Passage:

Re: [PATCH net] tcp: avoid creating multiple req socks with the same tuples

From: maowenan <maowenan@huawei.com>
To: Eric Dumazet <edumazet@google.com>
Cc: David Miller <davem@davemloft.net>,
	netdev <netdev@vger.kernel.org>,
	LKML <linux-kernel@vger.kernel.org>
Subject: Re: [PATCH net] tcp: avoid creating multiple req socks with the same tuples
Date: Wed, 5 Jun 2019 10:06:38 +0800	[thread overview]
Message-ID: <4d406802-d8a2-2d92-90c3-d56b8a23c2b2@huawei.com> (raw)
In-Reply-To: <CANn89iK+4QC7bbku5MUczzKnWgL6HG9JAT6+03Q2paxBKhC4Xw@mail.gmail.com>

On 2019/6/4 23:24, Eric Dumazet wrote:
> On Tue, Jun 4, 2019 at 7:47 AM Mao Wenan <maowenan@huawei.com> wrote:
>>
>> There is one issue about bonding mode BOND_MODE_BROADCAST, and
>> two slaves with diffierent affinity, so packets will be handled
>> by different cpu. These are two pre-conditions in this case.
>>
>> When two slaves receive the same syn packets at the same time,
>> two request sock(reqsk) will be created if below situation happens:
>> 1. syn1 arrived tcp_conn_request, create reqsk1 and have not yet called
>> inet_csk_reqsk_queue_hash_add.
>> 2. syn2 arrived tcp_v4_rcv, it goes to tcp_conn_request and create reqsk2
>> because it can't find reqsk1 in the __inet_lookup_skb.
>>
>> Then reqsk1 and reqsk2 are added to establish hash table, and two synack with different
>> seq(seq1 and seq2) are sent to client, then tcp ack arrived and will be
>> processed in tcp_v4_rcv and tcp_check_req, if __inet_lookup_skb find the reqsk2, and
>> tcp ack packet is ack_seq is seq1, it will be failed after checking:
>> TCP_SKB_CB(skb)->ack_seq != tcp_rsk(req)->snt_isn + 1)
>> and then tcp rst will be sent to client and close the connection.
>>
>> To fix this, do lookup before calling inet_csk_reqsk_queue_hash_add
>> to add reqsk2 to hash table, if it finds the existed reqsk1 with the same five tuples,
>> it removes reqsk2 and does not send synack to client.
>>
>> Signed-off-by: Mao Wenan <maowenan@huawei.com>
>> ---
>>  net/ipv4/tcp_input.c | 9 +++++++++
>>  1 file changed, 9 insertions(+)

Stated exercise a:
Answer these questions about the mailing list message:
(i) Which bonding mode does the reported issue involve?
(ii) Which file does the patch modify?
(iii) How many insertions does the patch make?
The mailing list message and the records that follow it are unrelated material.

Data:

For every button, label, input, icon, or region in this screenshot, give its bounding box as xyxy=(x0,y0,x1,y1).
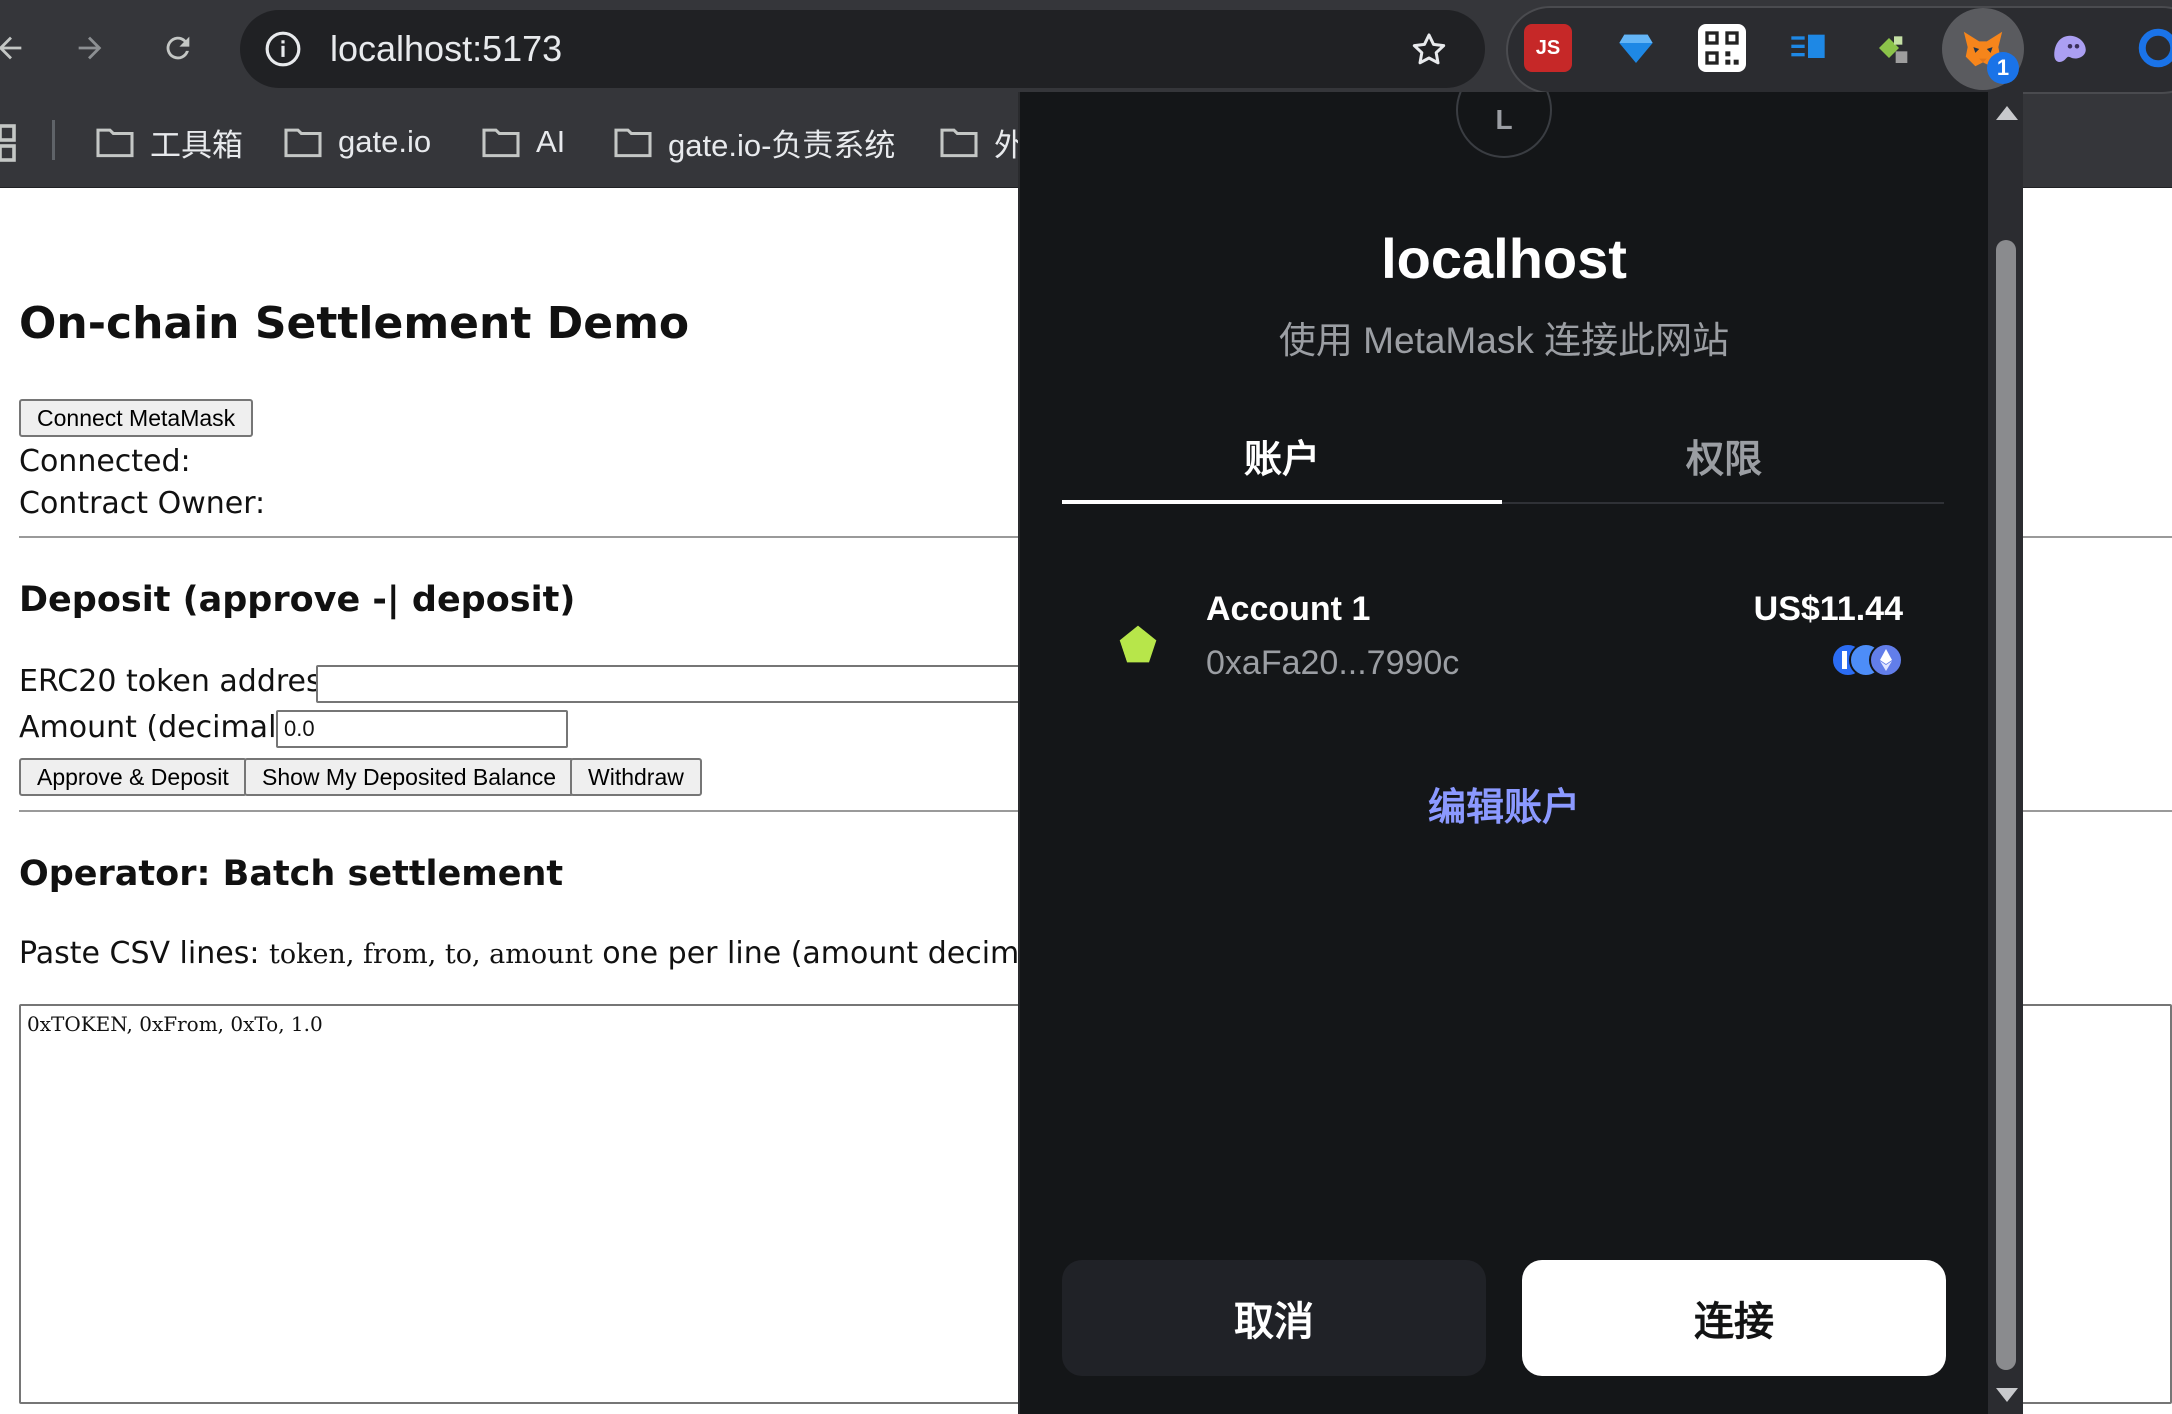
account-balance: US$11.44 xyxy=(1753,590,1903,628)
deposit-heading: Deposit (approve -| deposit) xyxy=(19,580,576,620)
back-button[interactable] xyxy=(0,20,38,76)
ghost-extension-icon[interactable] xyxy=(2046,24,2094,72)
bookmark-label: 工具箱 xyxy=(150,127,243,163)
bookmark-label: gate.io-负责系统 xyxy=(668,127,896,163)
folder-icon xyxy=(614,128,652,158)
edit-accounts-link[interactable]: 编辑账户 xyxy=(1020,776,1988,831)
site-info-icon[interactable] xyxy=(264,30,302,68)
qr-code-extension-icon[interactable] xyxy=(1698,24,1746,72)
active-tab-indicator xyxy=(1062,500,1502,504)
arrow-left-icon xyxy=(0,36,22,60)
csv-suffix: one per line (amount decimal) xyxy=(592,936,1058,971)
circle-extension-icon[interactable] xyxy=(2134,24,2172,72)
amount-label: Amount (decimal): xyxy=(19,710,299,745)
bookmark-folder-other[interactable]: 外 xyxy=(938,120,1025,164)
metamask-popup: L localhost 使用 MetaMask 连接此网站 账户 权限 Acco… xyxy=(1018,92,2023,1414)
browser-toolbar: localhost:5173 JS 1 xyxy=(0,0,2172,100)
account-avatar-icon[interactable] xyxy=(1116,622,1160,666)
amount-input[interactable]: 0.0 xyxy=(276,710,568,748)
scrollbar-thumb[interactable] xyxy=(1996,240,2016,1370)
scroll-up-arrow-icon[interactable] xyxy=(1996,106,2018,120)
tab-permissions[interactable]: 权限 xyxy=(1504,428,1944,483)
approve-deposit-button[interactable]: Approve & Deposit xyxy=(19,758,247,796)
bookmark-folder-toolbox[interactable]: 工具箱 xyxy=(94,120,243,164)
apps-grid-icon[interactable] xyxy=(0,122,18,162)
bookmark-label: AI xyxy=(536,124,566,159)
connect-button[interactable]: 连接 xyxy=(1522,1260,1946,1376)
csv-format-code: token, from, to, amount xyxy=(268,939,593,970)
token-address-label: ERC20 token address: xyxy=(19,664,348,699)
connected-label: Connected: xyxy=(19,444,191,479)
reader-extension-icon[interactable] xyxy=(1784,24,1832,72)
bookmark-star-icon[interactable] xyxy=(1409,30,1449,70)
contract-owner-label: Contract Owner: xyxy=(19,486,266,521)
token-address-input[interactable] xyxy=(316,665,1036,703)
folder-icon xyxy=(482,128,520,158)
url-text[interactable]: localhost:5173 xyxy=(330,28,562,70)
cancel-button[interactable]: 取消 xyxy=(1062,1260,1486,1376)
account-name[interactable]: Account 1 xyxy=(1206,590,1370,629)
reload-icon xyxy=(166,36,190,60)
bookmarks-divider xyxy=(52,120,55,160)
arrow-right-icon xyxy=(78,36,102,60)
reload-button[interactable] xyxy=(150,20,206,76)
js-extension-icon[interactable]: JS xyxy=(1524,24,1572,72)
forward-button[interactable] xyxy=(62,20,118,76)
folder-icon xyxy=(96,128,134,158)
notification-badge: 1 xyxy=(1987,52,2019,84)
withdraw-button[interactable]: Withdraw xyxy=(570,758,702,796)
connect-subtitle: 使用 MetaMask 连接此网站 xyxy=(1278,320,1730,361)
popup-scrollbar[interactable] xyxy=(1988,92,2023,1414)
operator-heading: Operator: Batch settlement xyxy=(19,854,564,894)
diamond-extension-icon[interactable] xyxy=(1612,24,1660,72)
address-bar[interactable]: localhost:5173 xyxy=(240,10,1485,88)
scroll-down-arrow-icon[interactable] xyxy=(1996,1388,2018,1402)
tab-accounts[interactable]: 账户 xyxy=(1062,428,1502,483)
bookmark-label: gate.io xyxy=(338,124,432,159)
account-address: 0xaFa20...7990c xyxy=(1206,644,1460,682)
connect-metamask-button[interactable]: Connect MetaMask xyxy=(19,399,254,437)
csv-prefix: Paste CSV lines: xyxy=(19,936,269,971)
bookmark-folder-ai[interactable]: AI xyxy=(480,120,565,164)
site-host: localhost xyxy=(1381,227,1627,290)
network-badges-icon xyxy=(1831,643,1903,677)
puzzle-extension-icon[interactable] xyxy=(1870,24,1918,72)
bookmark-folder-gate-io-system[interactable]: gate.io-负责系统 xyxy=(612,120,895,164)
tab-divider xyxy=(1502,502,1944,504)
bookmark-folder-gate-io[interactable]: gate.io xyxy=(282,120,431,164)
page-title: On-chain Settlement Demo xyxy=(19,298,690,349)
csv-instructions: Paste CSV lines: token, from, to, amount… xyxy=(19,936,1058,971)
folder-icon xyxy=(284,128,322,158)
site-avatar: L xyxy=(1456,92,1552,158)
folder-icon xyxy=(940,128,978,158)
show-balance-button[interactable]: Show My Deposited Balance xyxy=(244,758,575,796)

Stated exercise b:
Write out lines from the records verbatim: begin at the line that has "account-balance: US$11.44 xyxy=(1753,590,1903,628)" and stop after the line that has "bookmark-label: gate.io-负责系统 xyxy=(668,127,896,163)".

Exercise response a:
(i) BOND_MODE_BROADCAST
(ii) net/ipv4/tcp_input.c
(iii) 9

Exercise response b:
account-balance: US$11.44 xyxy=(1753,590,1903,628)
deposit-heading: Deposit (approve -| deposit) xyxy=(19,580,576,620)
back-button[interactable] xyxy=(0,20,38,76)
ghost-extension-icon[interactable] xyxy=(2046,24,2094,72)
bookmark-label: 工具箱 xyxy=(150,127,243,163)
bookmark-label: gate.io-负责系统 xyxy=(668,127,896,163)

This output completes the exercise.